DATA FOR PROCESSING:
--

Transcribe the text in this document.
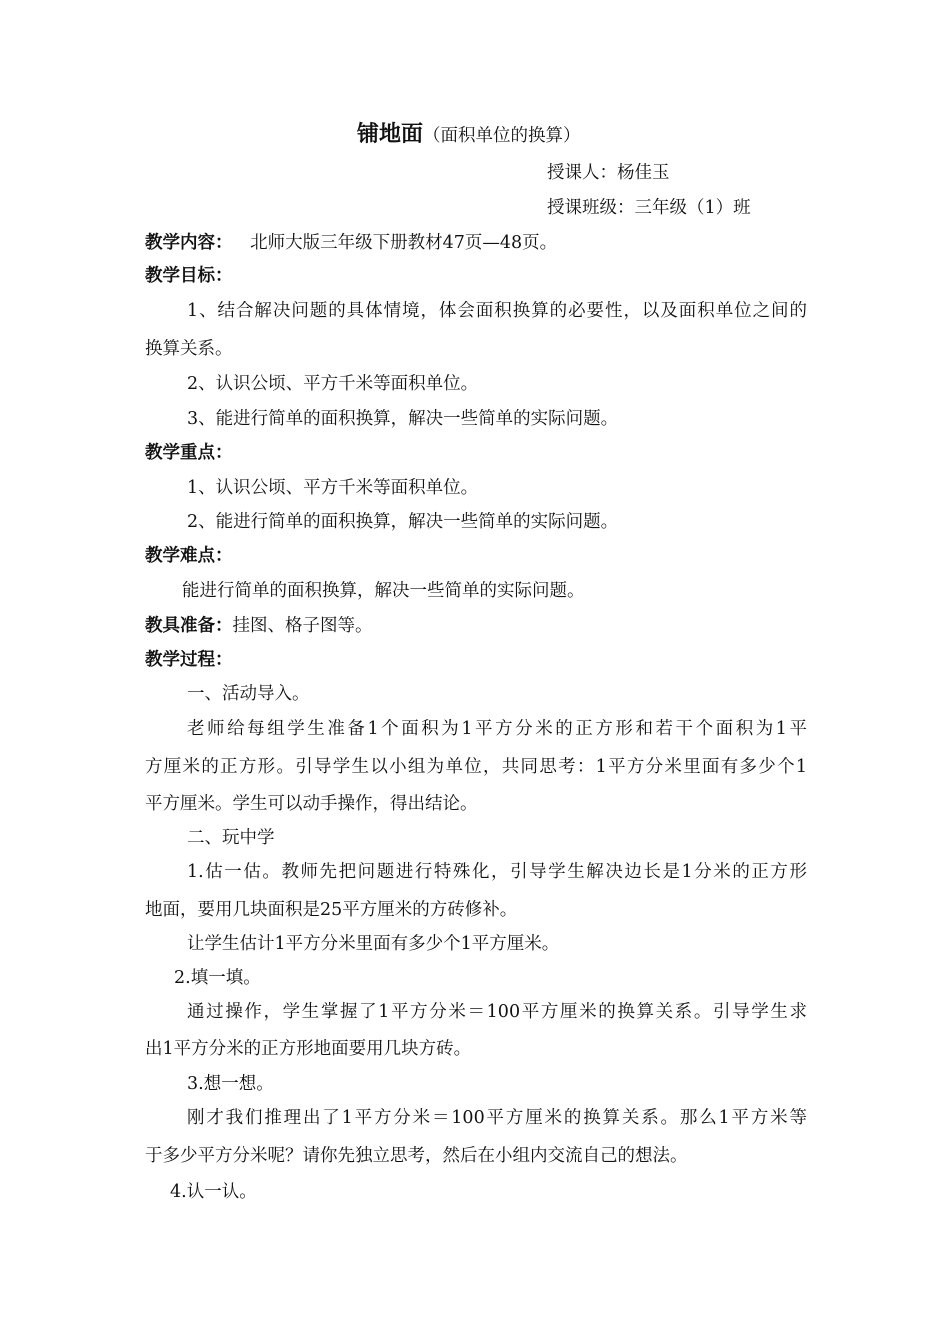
铺地面（面积单位的换算）
授课人：杨佳玉
授课班级：三年级（1）班
教学内容： 北师大版三年级下册教材47页—48页。
教学目标：
1、结合解决问题的具体情境，体会面积换算的必要性，以及面积单位之间的
换算关系。
2、认识公顷、平方千米等面积单位。
3、能进行简单的面积换算，解决一些简单的实际问题。
教学重点：
1、认识公顷、平方千米等面积单位。
2、能进行简单的面积换算，解决一些简单的实际问题。
教学难点：
能进行简单的面积换算，解决一些简单的实际问题。
教具准备：挂图、格子图等。
教学过程：
一、活动导入。
老师给每组学生准备1个面积为1平方分米的正方形和若干个面积为1平
方厘米的正方形。引导学生以小组为单位，共同思考：1平方分米里面有多少个1
平方厘米。学生可以动手操作，得出结论。
二、玩中学
1.估一估。教师先把问题进行特殊化，引导学生解决边长是1分米的正方形
地面，要用几块面积是25平方厘米的方砖修补。
让学生估计1平方分米里面有多少个1平方厘米。
2.填一填。
通过操作，学生掌握了1平方分米＝100平方厘米的换算关系。引导学生求
出1平方分米的正方形地面要用几块方砖。
3.想一想。
刚才我们推理出了1平方分米＝100平方厘米的换算关系。那么1平方米等
于多少平方分米呢？请你先独立思考，然后在小组内交流自己的想法。
4.认一认。
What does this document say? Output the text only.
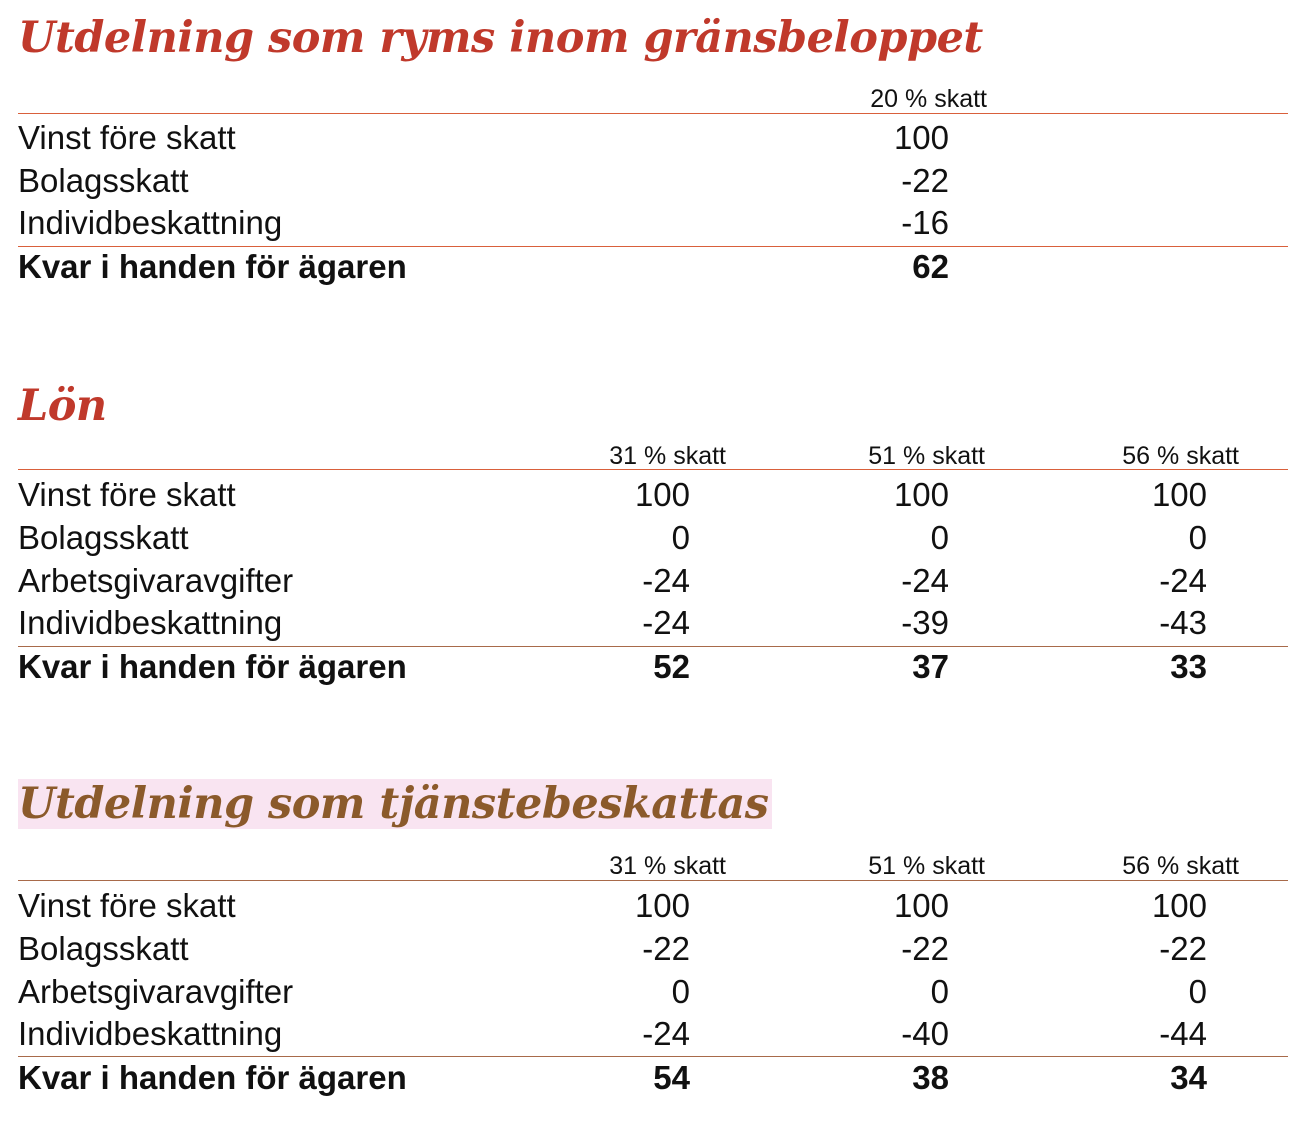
Utdelning som ryms inom gränsbeloppet
20 % skatt
Vinst före skatt	100
Bolagsskatt	-22
Individbeskattning	-16
Kvar i handen för ägaren	62
Lön
31 % skatt	51 % skatt	56 % skatt
Vinst före skatt	100	100	100
Bolagsskatt	0	0	0
Arbetsgivaravgifter	-24	-24	-24
Individbeskattning	-24	-39	-43
Kvar i handen för ägaren	52	37	33
Utdelning som tjänstebeskattas
31 % skatt	51 % skatt	56 % skatt
Vinst före skatt	100	100	100
Bolagsskatt	-22	-22	-22
Arbetsgivaravgifter	0	0	0
Individbeskattning	-24	-40	-44
Kvar i handen för ägaren	54	38	34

--

WHAT YOU NEED TO DO:
Omit all pictures while transcribing the entries verbatim.

WRITTEN ANSWER:
Transcribe the text in this document.
铺地面（面积单位的换算）
授课人：杨佳玉
授课班级：三年级（1）班
教学内容： 北师大版三年级下册教材47页—48页。
教学目标：
1、结合解决问题的具体情境，体会面积换算的必要性，以及面积单位之间的
换算关系。
2、认识公顷、平方千米等面积单位。
3、能进行简单的面积换算，解决一些简单的实际问题。
教学重点：
1、认识公顷、平方千米等面积单位。
2、能进行简单的面积换算，解决一些简单的实际问题。
教学难点：
能进行简单的面积换算，解决一些简单的实际问题。
教具准备：挂图、格子图等。
教学过程：
一、活动导入。
老师给每组学生准备1个面积为1平方分米的正方形和若干个面积为1平
方厘米的正方形。引导学生以小组为单位，共同思考：1平方分米里面有多少个1
平方厘米。学生可以动手操作，得出结论。
二、玩中学
1.估一估。教师先把问题进行特殊化，引导学生解决边长是1分米的正方形
地面，要用几块面积是25平方厘米的方砖修补。
让学生估计1平方分米里面有多少个1平方厘米。
2.填一填。
通过操作，学生掌握了1平方分米＝100平方厘米的换算关系。引导学生求
出1平方分米的正方形地面要用几块方砖。
3.想一想。
刚才我们推理出了1平方分米＝100平方厘米的换算关系。那么1平方米等
于多少平方分米呢？请你先独立思考，然后在小组内交流自己的想法。
4.认一认。
What does this document say? Output the text only.
Utdelning som ryms inom gränsbeloppet
20 % skatt
Vinst före skatt	100
Bolagsskatt	-22
Individbeskattning	-16
Kvar i handen för ägaren	62
Lön
31 % skatt	51 % skatt	56 % skatt
Vinst före skatt	100	100	100
Bolagsskatt	0	0	0
Arbetsgivaravgifter	-24	-24	-24
Individbeskattning	-24	-39	-43
Kvar i handen för ägaren	52	37	33
Utdelning som tjänstebeskattas
31 % skatt	51 % skatt	56 % skatt
Vinst före skatt	100	100	100
Bolagsskatt	-22	-22	-22
Arbetsgivaravgifter	0	0	0
Individbeskattning	-24	-40	-44
Kvar i handen för ägaren	54	38	34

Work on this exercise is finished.